→ **Task to carry out**
Copy each line holding the string "coordinate".

########

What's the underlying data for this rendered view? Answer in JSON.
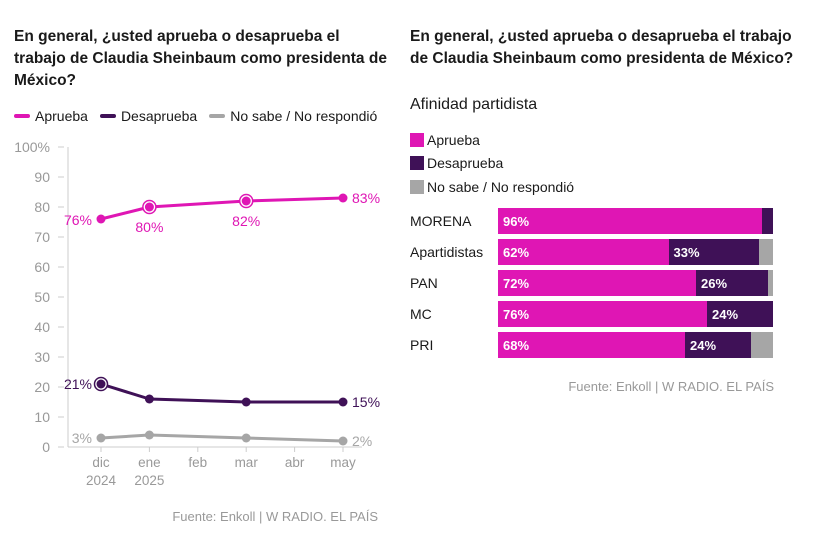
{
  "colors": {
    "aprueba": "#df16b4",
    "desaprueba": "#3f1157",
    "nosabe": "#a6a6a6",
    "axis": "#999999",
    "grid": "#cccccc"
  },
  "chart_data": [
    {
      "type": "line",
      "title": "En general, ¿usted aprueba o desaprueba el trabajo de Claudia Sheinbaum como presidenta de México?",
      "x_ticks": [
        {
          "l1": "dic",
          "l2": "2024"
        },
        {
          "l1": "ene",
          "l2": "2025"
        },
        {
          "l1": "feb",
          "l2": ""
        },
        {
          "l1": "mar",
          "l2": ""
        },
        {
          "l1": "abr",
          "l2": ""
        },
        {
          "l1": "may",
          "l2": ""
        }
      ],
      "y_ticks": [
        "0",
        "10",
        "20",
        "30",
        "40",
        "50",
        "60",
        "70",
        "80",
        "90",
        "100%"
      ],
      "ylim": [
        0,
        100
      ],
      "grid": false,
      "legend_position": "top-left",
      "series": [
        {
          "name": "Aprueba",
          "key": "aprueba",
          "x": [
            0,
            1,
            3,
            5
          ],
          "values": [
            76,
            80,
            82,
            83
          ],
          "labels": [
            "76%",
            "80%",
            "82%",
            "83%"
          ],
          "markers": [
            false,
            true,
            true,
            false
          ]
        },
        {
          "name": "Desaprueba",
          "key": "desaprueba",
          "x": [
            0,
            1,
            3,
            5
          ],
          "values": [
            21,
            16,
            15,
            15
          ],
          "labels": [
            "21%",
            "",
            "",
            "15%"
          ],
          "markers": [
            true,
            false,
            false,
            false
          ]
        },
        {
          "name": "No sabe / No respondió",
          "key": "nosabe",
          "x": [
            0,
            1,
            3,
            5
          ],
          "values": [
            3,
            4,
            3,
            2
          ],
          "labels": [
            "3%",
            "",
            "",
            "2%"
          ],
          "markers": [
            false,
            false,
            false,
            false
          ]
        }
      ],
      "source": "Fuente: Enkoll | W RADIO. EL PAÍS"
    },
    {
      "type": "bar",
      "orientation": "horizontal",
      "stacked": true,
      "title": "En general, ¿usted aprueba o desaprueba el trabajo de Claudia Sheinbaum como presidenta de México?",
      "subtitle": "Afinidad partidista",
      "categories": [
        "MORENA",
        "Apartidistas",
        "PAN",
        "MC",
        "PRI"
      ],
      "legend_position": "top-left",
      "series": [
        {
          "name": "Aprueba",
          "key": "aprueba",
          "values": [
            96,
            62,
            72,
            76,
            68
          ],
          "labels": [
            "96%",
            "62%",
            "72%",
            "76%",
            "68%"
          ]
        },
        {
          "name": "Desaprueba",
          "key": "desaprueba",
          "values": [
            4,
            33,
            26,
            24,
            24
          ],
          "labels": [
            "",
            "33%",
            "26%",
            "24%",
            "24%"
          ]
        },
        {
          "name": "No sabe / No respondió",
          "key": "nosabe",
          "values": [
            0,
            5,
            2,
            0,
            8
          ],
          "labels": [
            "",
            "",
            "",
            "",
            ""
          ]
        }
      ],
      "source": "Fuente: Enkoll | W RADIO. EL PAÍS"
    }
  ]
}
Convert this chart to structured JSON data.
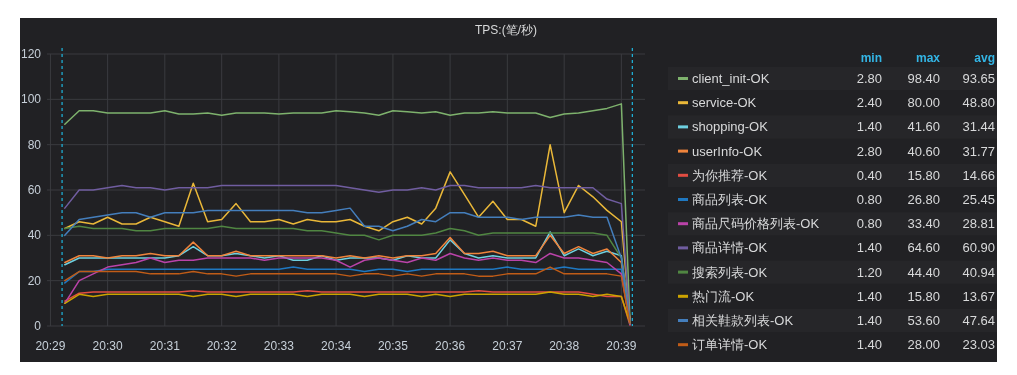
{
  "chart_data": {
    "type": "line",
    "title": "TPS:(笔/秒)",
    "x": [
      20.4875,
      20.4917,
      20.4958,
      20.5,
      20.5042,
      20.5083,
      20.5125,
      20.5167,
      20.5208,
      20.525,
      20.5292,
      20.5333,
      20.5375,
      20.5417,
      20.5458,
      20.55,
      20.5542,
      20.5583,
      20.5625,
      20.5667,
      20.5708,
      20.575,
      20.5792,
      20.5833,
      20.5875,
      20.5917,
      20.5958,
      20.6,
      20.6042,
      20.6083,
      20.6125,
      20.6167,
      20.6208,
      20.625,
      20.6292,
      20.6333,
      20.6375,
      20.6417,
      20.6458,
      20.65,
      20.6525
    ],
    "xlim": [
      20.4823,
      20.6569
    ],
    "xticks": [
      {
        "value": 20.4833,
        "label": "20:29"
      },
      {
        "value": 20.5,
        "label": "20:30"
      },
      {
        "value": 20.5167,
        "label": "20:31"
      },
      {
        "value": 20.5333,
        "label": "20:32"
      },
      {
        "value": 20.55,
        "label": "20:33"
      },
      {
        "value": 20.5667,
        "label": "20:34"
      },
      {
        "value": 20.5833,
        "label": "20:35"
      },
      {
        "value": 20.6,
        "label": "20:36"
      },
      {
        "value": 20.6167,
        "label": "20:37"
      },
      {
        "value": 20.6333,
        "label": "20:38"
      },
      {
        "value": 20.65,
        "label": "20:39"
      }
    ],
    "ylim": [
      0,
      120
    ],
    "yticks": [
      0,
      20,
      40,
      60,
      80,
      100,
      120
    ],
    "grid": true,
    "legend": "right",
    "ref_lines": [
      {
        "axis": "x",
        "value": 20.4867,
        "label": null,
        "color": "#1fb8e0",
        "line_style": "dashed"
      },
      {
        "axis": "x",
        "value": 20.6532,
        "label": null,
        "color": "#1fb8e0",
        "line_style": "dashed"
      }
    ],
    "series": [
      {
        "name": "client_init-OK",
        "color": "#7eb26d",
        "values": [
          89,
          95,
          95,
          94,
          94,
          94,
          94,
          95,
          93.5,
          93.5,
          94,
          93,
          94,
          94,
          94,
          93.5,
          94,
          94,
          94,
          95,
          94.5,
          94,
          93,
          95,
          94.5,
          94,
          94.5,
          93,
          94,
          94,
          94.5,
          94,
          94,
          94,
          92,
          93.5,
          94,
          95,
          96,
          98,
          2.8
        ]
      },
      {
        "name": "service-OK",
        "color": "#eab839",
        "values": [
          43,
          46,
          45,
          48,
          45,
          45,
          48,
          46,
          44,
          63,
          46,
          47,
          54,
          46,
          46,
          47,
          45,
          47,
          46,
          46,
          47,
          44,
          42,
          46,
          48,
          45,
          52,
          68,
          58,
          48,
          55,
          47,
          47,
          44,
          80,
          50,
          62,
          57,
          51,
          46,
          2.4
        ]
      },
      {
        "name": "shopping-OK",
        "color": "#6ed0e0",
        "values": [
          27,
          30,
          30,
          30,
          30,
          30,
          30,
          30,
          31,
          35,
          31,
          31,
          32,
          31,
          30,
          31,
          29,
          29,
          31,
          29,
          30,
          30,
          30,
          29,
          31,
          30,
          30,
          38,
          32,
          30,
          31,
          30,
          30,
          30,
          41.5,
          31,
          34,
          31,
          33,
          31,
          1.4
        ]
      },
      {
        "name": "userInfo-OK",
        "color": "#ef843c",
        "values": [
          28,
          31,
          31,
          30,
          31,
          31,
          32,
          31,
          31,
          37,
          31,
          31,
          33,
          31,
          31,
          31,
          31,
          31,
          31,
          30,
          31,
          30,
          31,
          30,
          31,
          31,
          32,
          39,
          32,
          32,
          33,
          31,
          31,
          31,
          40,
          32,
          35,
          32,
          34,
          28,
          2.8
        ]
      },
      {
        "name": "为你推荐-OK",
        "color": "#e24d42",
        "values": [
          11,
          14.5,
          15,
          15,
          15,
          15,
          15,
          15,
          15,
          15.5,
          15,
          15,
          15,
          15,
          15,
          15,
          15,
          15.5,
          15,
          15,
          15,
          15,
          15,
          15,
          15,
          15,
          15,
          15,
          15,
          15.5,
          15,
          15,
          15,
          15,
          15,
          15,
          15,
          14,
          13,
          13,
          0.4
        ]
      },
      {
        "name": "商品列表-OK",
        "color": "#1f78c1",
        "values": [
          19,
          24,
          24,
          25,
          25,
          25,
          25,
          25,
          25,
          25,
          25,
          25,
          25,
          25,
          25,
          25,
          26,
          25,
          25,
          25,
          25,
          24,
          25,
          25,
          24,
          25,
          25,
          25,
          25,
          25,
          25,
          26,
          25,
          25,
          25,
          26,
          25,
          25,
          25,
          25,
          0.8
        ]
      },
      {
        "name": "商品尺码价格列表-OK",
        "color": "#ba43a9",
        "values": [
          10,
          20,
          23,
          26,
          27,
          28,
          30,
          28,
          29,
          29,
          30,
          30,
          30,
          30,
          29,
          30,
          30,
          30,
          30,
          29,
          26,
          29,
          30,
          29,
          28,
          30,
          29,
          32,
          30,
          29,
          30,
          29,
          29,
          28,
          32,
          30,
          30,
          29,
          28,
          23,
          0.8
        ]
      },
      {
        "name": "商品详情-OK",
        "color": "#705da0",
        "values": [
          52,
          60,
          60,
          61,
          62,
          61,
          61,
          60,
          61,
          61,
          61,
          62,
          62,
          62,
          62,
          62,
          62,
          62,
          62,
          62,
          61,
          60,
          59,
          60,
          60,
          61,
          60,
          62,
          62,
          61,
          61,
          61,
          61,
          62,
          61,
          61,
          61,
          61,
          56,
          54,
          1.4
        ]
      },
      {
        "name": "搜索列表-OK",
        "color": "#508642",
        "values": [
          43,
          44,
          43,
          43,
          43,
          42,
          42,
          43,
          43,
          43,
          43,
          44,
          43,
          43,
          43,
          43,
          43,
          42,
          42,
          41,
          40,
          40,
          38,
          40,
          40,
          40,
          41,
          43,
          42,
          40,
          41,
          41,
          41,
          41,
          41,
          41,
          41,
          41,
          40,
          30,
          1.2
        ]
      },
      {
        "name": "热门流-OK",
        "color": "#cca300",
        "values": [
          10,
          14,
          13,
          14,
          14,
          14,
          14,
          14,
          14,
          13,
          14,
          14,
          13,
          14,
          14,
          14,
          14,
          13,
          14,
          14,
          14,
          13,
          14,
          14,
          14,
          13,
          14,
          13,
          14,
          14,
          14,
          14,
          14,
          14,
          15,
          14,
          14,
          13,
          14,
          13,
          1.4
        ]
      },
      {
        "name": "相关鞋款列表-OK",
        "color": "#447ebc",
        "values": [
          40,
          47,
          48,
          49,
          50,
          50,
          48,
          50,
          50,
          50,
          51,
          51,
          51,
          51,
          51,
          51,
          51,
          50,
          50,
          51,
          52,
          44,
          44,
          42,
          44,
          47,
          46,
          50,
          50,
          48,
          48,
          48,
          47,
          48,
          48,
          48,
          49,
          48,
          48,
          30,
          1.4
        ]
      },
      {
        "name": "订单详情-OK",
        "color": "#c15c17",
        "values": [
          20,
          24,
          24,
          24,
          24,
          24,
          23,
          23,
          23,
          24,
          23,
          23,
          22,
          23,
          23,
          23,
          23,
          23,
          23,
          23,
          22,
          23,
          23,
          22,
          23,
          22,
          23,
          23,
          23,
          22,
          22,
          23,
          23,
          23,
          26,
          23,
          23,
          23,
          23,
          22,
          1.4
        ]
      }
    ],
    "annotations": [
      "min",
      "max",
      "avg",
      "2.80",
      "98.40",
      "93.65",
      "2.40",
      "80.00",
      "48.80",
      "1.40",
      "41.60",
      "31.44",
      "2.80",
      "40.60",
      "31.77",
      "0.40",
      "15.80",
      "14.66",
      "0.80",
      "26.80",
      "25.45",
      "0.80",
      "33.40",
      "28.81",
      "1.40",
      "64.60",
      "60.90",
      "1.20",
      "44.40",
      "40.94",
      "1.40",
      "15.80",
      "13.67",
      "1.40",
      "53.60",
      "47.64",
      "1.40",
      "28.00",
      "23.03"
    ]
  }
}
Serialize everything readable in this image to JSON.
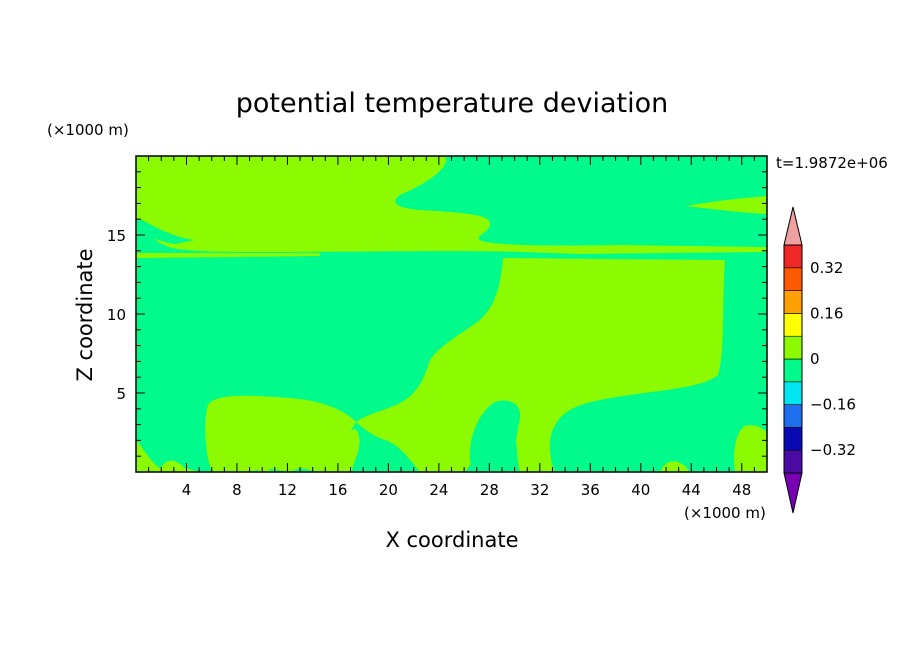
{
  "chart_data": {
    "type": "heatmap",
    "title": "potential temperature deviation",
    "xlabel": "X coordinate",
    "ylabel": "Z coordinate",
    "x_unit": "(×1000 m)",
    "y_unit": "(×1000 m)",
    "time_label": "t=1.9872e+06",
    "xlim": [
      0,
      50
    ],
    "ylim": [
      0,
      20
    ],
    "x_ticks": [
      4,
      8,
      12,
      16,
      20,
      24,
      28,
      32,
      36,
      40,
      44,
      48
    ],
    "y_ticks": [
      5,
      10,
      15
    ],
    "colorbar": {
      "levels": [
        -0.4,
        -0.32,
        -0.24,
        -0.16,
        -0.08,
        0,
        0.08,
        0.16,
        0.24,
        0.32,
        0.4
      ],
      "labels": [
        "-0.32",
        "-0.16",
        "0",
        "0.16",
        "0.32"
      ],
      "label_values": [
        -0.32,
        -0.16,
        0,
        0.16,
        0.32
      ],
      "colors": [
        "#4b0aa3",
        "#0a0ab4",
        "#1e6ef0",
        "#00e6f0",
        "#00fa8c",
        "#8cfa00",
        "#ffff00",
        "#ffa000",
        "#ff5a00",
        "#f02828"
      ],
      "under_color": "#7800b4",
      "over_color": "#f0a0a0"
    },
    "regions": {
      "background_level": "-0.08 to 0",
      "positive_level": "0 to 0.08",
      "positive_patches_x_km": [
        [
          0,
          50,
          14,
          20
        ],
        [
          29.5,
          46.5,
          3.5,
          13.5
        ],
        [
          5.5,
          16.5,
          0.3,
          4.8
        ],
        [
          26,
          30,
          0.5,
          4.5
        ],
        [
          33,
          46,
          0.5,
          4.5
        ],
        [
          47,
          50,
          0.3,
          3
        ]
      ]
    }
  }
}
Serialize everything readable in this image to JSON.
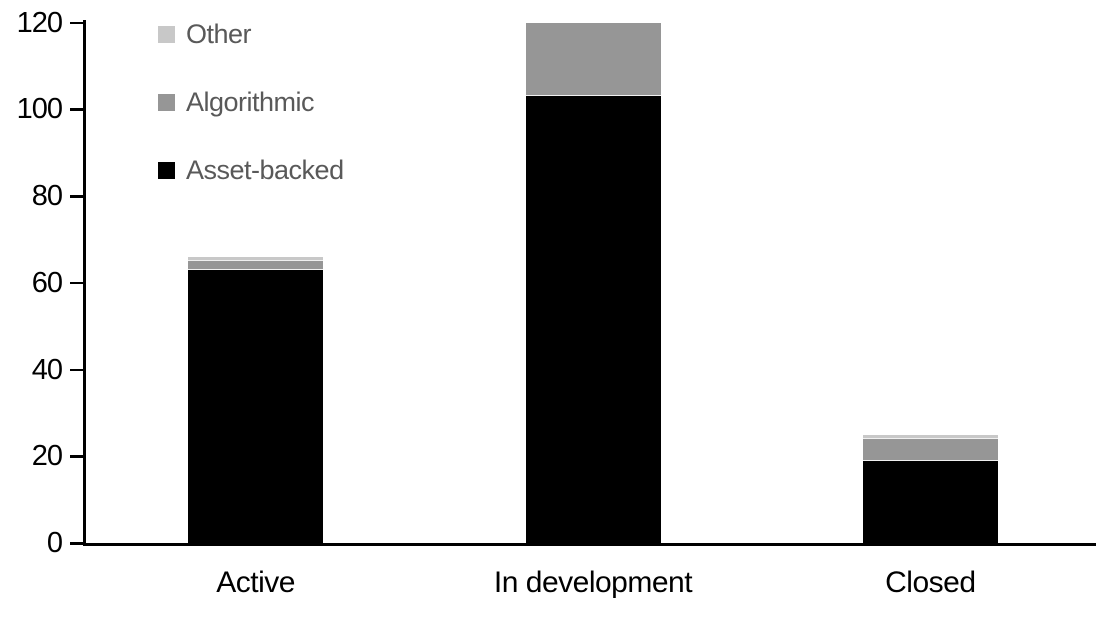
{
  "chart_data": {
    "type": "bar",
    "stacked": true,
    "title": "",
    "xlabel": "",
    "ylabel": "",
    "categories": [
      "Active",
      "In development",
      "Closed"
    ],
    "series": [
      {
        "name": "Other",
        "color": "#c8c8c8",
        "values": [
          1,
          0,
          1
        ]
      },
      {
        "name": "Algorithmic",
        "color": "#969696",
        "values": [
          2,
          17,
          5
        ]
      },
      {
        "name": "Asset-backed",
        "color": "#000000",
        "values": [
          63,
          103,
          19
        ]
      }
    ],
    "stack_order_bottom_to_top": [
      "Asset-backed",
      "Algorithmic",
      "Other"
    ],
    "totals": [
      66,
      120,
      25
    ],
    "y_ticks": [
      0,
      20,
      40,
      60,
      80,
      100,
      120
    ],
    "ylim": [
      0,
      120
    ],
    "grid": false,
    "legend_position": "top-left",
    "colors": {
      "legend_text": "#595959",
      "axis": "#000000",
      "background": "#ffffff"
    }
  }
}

########

→ **The answer**
    "xlabel": "X coordinate",
    "ylabel": "Z coordinate",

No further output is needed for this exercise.